[Records from a dataset]
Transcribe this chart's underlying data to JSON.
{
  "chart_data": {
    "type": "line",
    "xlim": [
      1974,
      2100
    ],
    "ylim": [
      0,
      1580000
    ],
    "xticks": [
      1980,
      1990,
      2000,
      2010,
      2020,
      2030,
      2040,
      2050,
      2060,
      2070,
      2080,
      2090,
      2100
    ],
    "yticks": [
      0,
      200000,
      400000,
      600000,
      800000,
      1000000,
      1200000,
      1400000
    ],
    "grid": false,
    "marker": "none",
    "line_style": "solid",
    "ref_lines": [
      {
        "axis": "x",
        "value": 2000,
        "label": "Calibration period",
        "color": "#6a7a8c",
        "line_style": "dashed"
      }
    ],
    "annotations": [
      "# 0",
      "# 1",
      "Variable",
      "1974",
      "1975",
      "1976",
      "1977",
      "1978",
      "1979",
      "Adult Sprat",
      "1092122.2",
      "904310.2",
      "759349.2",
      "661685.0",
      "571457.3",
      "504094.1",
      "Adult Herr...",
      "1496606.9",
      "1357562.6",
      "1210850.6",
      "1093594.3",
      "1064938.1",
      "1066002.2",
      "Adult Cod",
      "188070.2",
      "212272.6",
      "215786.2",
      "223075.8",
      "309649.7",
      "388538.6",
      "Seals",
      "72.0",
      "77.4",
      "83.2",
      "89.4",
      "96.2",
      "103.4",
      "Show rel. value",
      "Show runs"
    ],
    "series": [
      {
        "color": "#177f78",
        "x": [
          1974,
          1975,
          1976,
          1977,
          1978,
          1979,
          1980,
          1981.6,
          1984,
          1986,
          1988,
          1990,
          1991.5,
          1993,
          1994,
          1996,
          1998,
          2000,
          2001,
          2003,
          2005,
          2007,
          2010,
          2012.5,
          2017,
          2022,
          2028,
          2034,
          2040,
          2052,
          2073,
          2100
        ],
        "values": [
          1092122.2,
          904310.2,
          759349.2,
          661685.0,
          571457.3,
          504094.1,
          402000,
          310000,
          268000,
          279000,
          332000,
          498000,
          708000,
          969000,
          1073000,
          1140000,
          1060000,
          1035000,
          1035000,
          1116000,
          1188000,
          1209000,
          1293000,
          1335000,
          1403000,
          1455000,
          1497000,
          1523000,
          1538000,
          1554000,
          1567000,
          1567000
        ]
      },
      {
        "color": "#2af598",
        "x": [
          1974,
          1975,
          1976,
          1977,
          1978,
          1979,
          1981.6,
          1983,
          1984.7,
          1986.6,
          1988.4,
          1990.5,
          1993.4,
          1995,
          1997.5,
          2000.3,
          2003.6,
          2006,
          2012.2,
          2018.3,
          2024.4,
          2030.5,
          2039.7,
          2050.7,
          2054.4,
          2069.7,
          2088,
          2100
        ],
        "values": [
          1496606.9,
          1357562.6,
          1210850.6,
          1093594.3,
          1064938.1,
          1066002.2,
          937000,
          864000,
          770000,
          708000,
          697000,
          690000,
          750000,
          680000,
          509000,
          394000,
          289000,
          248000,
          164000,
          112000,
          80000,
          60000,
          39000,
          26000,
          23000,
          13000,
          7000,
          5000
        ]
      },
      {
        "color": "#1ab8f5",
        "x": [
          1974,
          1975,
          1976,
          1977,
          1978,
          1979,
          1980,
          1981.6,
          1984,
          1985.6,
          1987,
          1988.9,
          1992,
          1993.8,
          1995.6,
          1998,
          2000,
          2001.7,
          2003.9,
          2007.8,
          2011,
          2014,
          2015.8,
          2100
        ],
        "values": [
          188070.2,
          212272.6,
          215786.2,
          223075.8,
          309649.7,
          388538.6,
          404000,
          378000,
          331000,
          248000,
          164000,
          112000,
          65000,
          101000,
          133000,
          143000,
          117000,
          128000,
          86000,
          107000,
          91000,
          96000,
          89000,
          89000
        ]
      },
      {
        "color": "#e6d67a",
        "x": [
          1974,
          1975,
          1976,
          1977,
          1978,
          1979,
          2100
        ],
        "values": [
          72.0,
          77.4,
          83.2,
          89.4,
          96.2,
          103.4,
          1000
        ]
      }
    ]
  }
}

**Directions for this task:** Quote all the records. Keep every word exact.

**Solution to the exercise:**
Transcribe this chart's underlying data to JSON.
{
  "chart_data": {
    "type": "line",
    "xlim": [
      1974,
      2100
    ],
    "ylim": [
      0,
      1580000
    ],
    "xticks": [
      1980,
      1990,
      2000,
      2010,
      2020,
      2030,
      2040,
      2050,
      2060,
      2070,
      2080,
      2090,
      2100
    ],
    "yticks": [
      0,
      200000,
      400000,
      600000,
      800000,
      1000000,
      1200000,
      1400000
    ],
    "grid": false,
    "marker": "none",
    "line_style": "solid",
    "ref_lines": [
      {
        "axis": "x",
        "value": 2000,
        "label": "Calibration period",
        "color": "#6a7a8c",
        "line_style": "dashed"
      }
    ],
    "annotations": [
      "# 0",
      "# 1",
      "Variable",
      "1974",
      "1975",
      "1976",
      "1977",
      "1978",
      "1979",
      "Adult Sprat",
      "1092122.2",
      "904310.2",
      "759349.2",
      "661685.0",
      "571457.3",
      "504094.1",
      "Adult Herr...",
      "1496606.9",
      "1357562.6",
      "1210850.6",
      "1093594.3",
      "1064938.1",
      "1066002.2",
      "Adult Cod",
      "188070.2",
      "212272.6",
      "215786.2",
      "223075.8",
      "309649.7",
      "388538.6",
      "Seals",
      "72.0",
      "77.4",
      "83.2",
      "89.4",
      "96.2",
      "103.4",
      "Show rel. value",
      "Show runs"
    ],
    "series": [
      {
        "color": "#177f78",
        "x": [
          1974,
          1975,
          1976,
          1977,
          1978,
          1979,
          1980,
          1981.6,
          1984,
          1986,
          1988,
          1990,
          1991.5,
          1993,
          1994,
          1996,
          1998,
          2000,
          2001,
          2003,
          2005,
          2007,
          2010,
          2012.5,
          2017,
          2022,
          2028,
          2034,
          2040,
          2052,
          2073,
          2100
        ],
        "values": [
          1092122.2,
          904310.2,
          759349.2,
          661685.0,
          571457.3,
          504094.1,
          402000,
          310000,
          268000,
          279000,
          332000,
          498000,
          708000,
          969000,
          1073000,
          1140000,
          1060000,
          1035000,
          1035000,
          1116000,
          1188000,
          1209000,
          1293000,
          1335000,
          1403000,
          1455000,
          1497000,
          1523000,
          1538000,
          1554000,
          1567000,
          1567000
        ]
      },
      {
        "color": "#2af598",
        "x": [
          1974,
          1975,
          1976,
          1977,
          1978,
          1979,
          1981.6,
          1983,
          1984.7,
          1986.6,
          1988.4,
          1990.5,
          1993.4,
          1995,
          1997.5,
          2000.3,
          2003.6,
          2006,
          2012.2,
          2018.3,
          2024.4,
          2030.5,
          2039.7,
          2050.7,
          2054.4,
          2069.7,
          2088,
          2100
        ],
        "values": [
          1496606.9,
          1357562.6,
          1210850.6,
          1093594.3,
          1064938.1,
          1066002.2,
          937000,
          864000,
          770000,
          708000,
          697000,
          690000,
          750000,
          680000,
          509000,
          394000,
          289000,
          248000,
          164000,
          112000,
          80000,
          60000,
          39000,
          26000,
          23000,
          13000,
          7000,
          5000
        ]
      },
      {
        "color": "#1ab8f5",
        "x": [
          1974,
          1975,
          1976,
          1977,
          1978,
          1979,
          1980,
          1981.6,
          1984,
          1985.6,
          1987,
          1988.9,
          1992,
          1993.8,
          1995.6,
          1998,
          2000,
          2001.7,
          2003.9,
          2007.8,
          2011,
          2014,
          2015.8,
          2100
        ],
        "values": [
          188070.2,
          212272.6,
          215786.2,
          223075.8,
          309649.7,
          388538.6,
          404000,
          378000,
          331000,
          248000,
          164000,
          112000,
          65000,
          101000,
          133000,
          143000,
          117000,
          128000,
          86000,
          107000,
          91000,
          96000,
          89000,
          89000
        ]
      },
      {
        "color": "#e6d67a",
        "x": [
          1974,
          1975,
          1976,
          1977,
          1978,
          1979,
          2100
        ],
        "values": [
          72.0,
          77.4,
          83.2,
          89.4,
          96.2,
          103.4,
          1000
        ]
      }
    ]
  }
}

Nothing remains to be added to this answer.